[Dataset excerpts]
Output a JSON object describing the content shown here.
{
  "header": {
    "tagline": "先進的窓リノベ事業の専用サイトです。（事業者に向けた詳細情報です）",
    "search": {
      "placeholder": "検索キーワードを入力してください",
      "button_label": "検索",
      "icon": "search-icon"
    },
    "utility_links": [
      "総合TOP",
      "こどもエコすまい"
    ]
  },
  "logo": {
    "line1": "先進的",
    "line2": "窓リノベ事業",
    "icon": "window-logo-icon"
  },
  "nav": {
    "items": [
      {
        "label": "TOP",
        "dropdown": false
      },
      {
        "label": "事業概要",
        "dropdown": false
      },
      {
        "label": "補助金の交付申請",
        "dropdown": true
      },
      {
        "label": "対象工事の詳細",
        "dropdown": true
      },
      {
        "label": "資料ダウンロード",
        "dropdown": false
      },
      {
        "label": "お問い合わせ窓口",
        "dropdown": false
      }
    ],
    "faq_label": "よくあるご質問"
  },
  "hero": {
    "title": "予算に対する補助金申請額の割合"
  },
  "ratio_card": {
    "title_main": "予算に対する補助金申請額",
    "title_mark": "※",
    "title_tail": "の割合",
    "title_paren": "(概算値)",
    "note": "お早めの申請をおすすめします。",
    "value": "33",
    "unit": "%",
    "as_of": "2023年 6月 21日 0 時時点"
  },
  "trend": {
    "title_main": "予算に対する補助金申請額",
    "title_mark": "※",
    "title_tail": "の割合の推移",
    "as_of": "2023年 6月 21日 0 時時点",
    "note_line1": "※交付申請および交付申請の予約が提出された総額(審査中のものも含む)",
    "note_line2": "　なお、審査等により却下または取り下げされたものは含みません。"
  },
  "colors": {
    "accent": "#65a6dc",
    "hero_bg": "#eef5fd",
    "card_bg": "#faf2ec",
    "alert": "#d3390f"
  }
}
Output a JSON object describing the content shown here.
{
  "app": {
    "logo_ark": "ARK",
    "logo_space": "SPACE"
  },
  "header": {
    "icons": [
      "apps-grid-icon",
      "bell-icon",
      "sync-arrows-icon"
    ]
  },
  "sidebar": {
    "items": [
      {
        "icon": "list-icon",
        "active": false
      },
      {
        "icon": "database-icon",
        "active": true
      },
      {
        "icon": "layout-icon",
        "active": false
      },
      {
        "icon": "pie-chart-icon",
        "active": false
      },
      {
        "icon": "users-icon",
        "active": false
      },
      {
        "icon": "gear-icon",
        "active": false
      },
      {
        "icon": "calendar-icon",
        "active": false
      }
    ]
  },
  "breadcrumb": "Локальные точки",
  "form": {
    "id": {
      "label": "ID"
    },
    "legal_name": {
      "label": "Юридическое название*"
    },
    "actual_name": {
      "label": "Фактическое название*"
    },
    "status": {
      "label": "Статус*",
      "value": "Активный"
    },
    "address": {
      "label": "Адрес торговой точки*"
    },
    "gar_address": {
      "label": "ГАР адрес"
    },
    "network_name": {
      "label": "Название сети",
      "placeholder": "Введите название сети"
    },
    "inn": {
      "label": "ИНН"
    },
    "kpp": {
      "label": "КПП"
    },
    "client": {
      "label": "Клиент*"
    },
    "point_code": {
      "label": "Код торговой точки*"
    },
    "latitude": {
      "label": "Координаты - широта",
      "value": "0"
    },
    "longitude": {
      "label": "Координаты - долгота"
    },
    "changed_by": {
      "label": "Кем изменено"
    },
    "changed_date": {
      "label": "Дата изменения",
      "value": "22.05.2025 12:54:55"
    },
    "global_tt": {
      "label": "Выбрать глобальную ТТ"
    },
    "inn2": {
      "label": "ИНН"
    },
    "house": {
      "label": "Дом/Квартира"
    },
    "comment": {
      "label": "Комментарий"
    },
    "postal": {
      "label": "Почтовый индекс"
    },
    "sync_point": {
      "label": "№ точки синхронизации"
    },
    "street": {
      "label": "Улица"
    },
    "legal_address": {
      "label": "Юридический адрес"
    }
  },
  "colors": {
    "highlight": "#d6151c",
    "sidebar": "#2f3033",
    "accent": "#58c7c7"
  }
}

■ **Short task**:
Take the records above and return them exactly as written.

■ **Solution**:
Output a JSON object describing the content shown here.
{
  "header": {
    "tagline": "先進的窓リノベ事業の専用サイトです。（事業者に向けた詳細情報です）",
    "search": {
      "placeholder": "検索キーワードを入力してください",
      "button_label": "検索",
      "icon": "search-icon"
    },
    "utility_links": [
      "総合TOP",
      "こどもエコすまい"
    ]
  },
  "logo": {
    "line1": "先進的",
    "line2": "窓リノベ事業",
    "icon": "window-logo-icon"
  },
  "nav": {
    "items": [
      {
        "label": "TOP",
        "dropdown": false
      },
      {
        "label": "事業概要",
        "dropdown": false
      },
      {
        "label": "補助金の交付申請",
        "dropdown": true
      },
      {
        "label": "対象工事の詳細",
        "dropdown": true
      },
      {
        "label": "資料ダウンロード",
        "dropdown": false
      },
      {
        "label": "お問い合わせ窓口",
        "dropdown": false
      }
    ],
    "faq_label": "よくあるご質問"
  },
  "hero": {
    "title": "予算に対する補助金申請額の割合"
  },
  "ratio_card": {
    "title_main": "予算に対する補助金申請額",
    "title_mark": "※",
    "title_tail": "の割合",
    "title_paren": "(概算値)",
    "note": "お早めの申請をおすすめします。",
    "value": "33",
    "unit": "%",
    "as_of": "2023年 6月 21日 0 時時点"
  },
  "trend": {
    "title_main": "予算に対する補助金申請額",
    "title_mark": "※",
    "title_tail": "の割合の推移",
    "as_of": "2023年 6月 21日 0 時時点",
    "note_line1": "※交付申請および交付申請の予約が提出された総額(審査中のものも含む)",
    "note_line2": "　なお、審査等により却下または取り下げされたものは含みません。"
  },
  "colors": {
    "accent": "#65a6dc",
    "hero_bg": "#eef5fd",
    "card_bg": "#faf2ec",
    "alert": "#d3390f"
  }
}
Output a JSON object describing the content shown here.
{
  "app": {
    "logo_ark": "ARK",
    "logo_space": "SPACE"
  },
  "header": {
    "icons": [
      "apps-grid-icon",
      "bell-icon",
      "sync-arrows-icon"
    ]
  },
  "sidebar": {
    "items": [
      {
        "icon": "list-icon",
        "active": false
      },
      {
        "icon": "database-icon",
        "active": true
      },
      {
        "icon": "layout-icon",
        "active": false
      },
      {
        "icon": "pie-chart-icon",
        "active": false
      },
      {
        "icon": "users-icon",
        "active": false
      },
      {
        "icon": "gear-icon",
        "active": false
      },
      {
        "icon": "calendar-icon",
        "active": false
      }
    ]
  },
  "breadcrumb": "Локальные точки",
  "form": {
    "id": {
      "label": "ID"
    },
    "legal_name": {
      "label": "Юридическое название*"
    },
    "actual_name": {
      "label": "Фактическое название*"
    },
    "status": {
      "label": "Статус*",
      "value": "Активный"
    },
    "address": {
      "label": "Адрес торговой точки*"
    },
    "gar_address": {
      "label": "ГАР адрес"
    },
    "network_name": {
      "label": "Название сети",
      "placeholder": "Введите название сети"
    },
    "inn": {
      "label": "ИНН"
    },
    "kpp": {
      "label": "КПП"
    },
    "client": {
      "label": "Клиент*"
    },
    "point_code": {
      "label": "Код торговой точки*"
    },
    "latitude": {
      "label": "Координаты - широта",
      "value": "0"
    },
    "longitude": {
      "label": "Координаты - долгота"
    },
    "changed_by": {
      "label": "Кем изменено"
    },
    "changed_date": {
      "label": "Дата изменения",
      "value": "22.05.2025 12:54:55"
    },
    "global_tt": {
      "label": "Выбрать глобальную ТТ"
    },
    "inn2": {
      "label": "ИНН"
    },
    "house": {
      "label": "Дом/Квартира"
    },
    "comment": {
      "label": "Комментарий"
    },
    "postal": {
      "label": "Почтовый индекс"
    },
    "sync_point": {
      "label": "№ точки синхронизации"
    },
    "street": {
      "label": "Улица"
    },
    "legal_address": {
      "label": "Юридический адрес"
    }
  },
  "colors": {
    "highlight": "#d6151c",
    "sidebar": "#2f3033",
    "accent": "#58c7c7"
  }
}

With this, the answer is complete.